**Records for processing**.
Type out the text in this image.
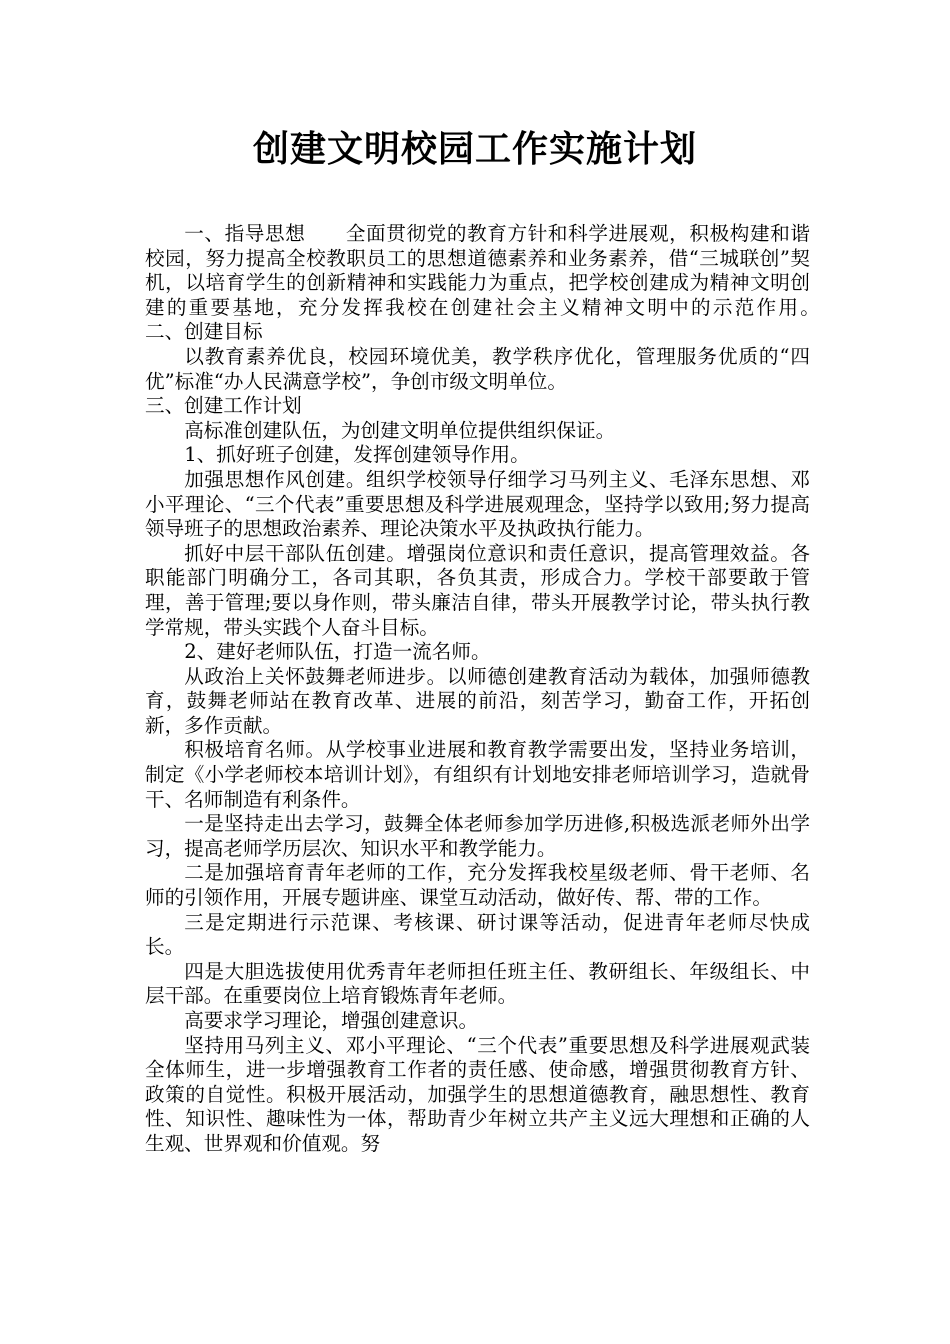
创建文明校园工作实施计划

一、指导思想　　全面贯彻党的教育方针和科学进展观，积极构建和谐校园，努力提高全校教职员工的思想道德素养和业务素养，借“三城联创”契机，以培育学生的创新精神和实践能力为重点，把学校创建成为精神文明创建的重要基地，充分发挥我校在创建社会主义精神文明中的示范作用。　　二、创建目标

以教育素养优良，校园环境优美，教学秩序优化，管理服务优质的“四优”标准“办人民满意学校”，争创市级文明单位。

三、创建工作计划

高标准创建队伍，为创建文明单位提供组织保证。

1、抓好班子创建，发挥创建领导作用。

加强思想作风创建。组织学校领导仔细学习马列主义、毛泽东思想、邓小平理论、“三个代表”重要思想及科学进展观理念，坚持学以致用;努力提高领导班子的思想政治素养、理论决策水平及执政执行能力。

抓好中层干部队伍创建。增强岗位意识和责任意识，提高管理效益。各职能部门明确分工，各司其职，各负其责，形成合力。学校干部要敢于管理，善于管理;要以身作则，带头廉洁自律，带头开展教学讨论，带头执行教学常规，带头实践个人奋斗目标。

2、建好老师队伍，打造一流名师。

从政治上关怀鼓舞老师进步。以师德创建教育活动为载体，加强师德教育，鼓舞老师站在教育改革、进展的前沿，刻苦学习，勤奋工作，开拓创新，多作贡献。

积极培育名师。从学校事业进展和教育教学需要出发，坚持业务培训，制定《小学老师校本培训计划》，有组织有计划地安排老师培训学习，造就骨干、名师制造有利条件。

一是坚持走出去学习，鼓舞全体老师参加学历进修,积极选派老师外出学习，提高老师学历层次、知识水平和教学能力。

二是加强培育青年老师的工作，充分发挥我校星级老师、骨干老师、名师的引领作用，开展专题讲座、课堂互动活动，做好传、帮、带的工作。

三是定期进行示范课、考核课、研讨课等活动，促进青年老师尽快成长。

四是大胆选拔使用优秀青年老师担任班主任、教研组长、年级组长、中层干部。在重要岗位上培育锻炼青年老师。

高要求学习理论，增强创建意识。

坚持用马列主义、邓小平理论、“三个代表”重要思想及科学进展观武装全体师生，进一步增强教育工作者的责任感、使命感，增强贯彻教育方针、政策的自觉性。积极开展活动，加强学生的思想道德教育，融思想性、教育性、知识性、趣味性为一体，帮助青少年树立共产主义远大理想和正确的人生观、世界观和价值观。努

**Work to do**. Extract all lines that hold the word "邓小平理论".

**Solution to the exercise**.
加强思想作风创建。组织学校领导仔细学习马列主义、毛泽东思想、邓小平理论、“三个代表”重要思想及科学进展观理念，坚持学以致用;努力提高领导班子的思想政治素养、理论决策水平及执政执行能力。
坚持用马列主义、邓小平理论、“三个代表”重要思想及科学进展观武装全体师生，进一步增强教育工作者的责任感、使命感，增强贯彻教育方针、政策的自觉性。积极开展活动，加强学生的思想道德教育，融思想性、教育性、知识性、趣味性为一体，帮助青少年树立共产主义远大理想和正确的人生观、世界观和价值观。努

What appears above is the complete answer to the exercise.